## START Supplied records

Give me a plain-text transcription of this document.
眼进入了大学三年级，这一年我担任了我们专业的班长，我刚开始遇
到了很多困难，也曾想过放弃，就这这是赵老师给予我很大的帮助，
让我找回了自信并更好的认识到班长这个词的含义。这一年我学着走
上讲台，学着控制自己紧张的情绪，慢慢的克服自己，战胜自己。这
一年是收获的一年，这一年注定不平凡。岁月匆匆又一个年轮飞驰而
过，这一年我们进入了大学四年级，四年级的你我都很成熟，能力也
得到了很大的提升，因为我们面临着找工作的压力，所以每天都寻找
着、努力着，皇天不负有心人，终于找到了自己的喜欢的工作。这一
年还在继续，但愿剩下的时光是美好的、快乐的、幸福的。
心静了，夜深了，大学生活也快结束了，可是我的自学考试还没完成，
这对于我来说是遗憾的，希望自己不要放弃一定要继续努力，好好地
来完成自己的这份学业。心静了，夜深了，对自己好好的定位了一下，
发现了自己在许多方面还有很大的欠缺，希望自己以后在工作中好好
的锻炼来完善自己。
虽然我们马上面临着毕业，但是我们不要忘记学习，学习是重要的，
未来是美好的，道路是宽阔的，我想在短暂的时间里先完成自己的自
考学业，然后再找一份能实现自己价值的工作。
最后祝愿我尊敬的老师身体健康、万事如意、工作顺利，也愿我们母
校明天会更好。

## END Supplied records

Task instructions: Transcribe all the entries, keeping each one exactly as it is.

Solution to this task:
Give me a plain-text transcription of this document.
眼进入了大学三年级，这一年我担任了我们专业的班长，我刚开始遇
到了很多困难，也曾想过放弃，就这这是赵老师给予我很大的帮助，
让我找回了自信并更好的认识到班长这个词的含义。这一年我学着走
上讲台，学着控制自己紧张的情绪，慢慢的克服自己，战胜自己。这
一年是收获的一年，这一年注定不平凡。岁月匆匆又一个年轮飞驰而
过，这一年我们进入了大学四年级，四年级的你我都很成熟，能力也
得到了很大的提升，因为我们面临着找工作的压力，所以每天都寻找
着、努力着，皇天不负有心人，终于找到了自己的喜欢的工作。这一
年还在继续，但愿剩下的时光是美好的、快乐的、幸福的。
心静了，夜深了，大学生活也快结束了，可是我的自学考试还没完成，
这对于我来说是遗憾的，希望自己不要放弃一定要继续努力，好好地
来完成自己的这份学业。心静了，夜深了，对自己好好的定位了一下，
发现了自己在许多方面还有很大的欠缺，希望自己以后在工作中好好
的锻炼来完善自己。
虽然我们马上面临着毕业，但是我们不要忘记学习，学习是重要的，
未来是美好的，道路是宽阔的，我想在短暂的时间里先完成自己的自
考学业，然后再找一份能实现自己价值的工作。
最后祝愿我尊敬的老师身体健康、万事如意、工作顺利，也愿我们母
校明天会更好。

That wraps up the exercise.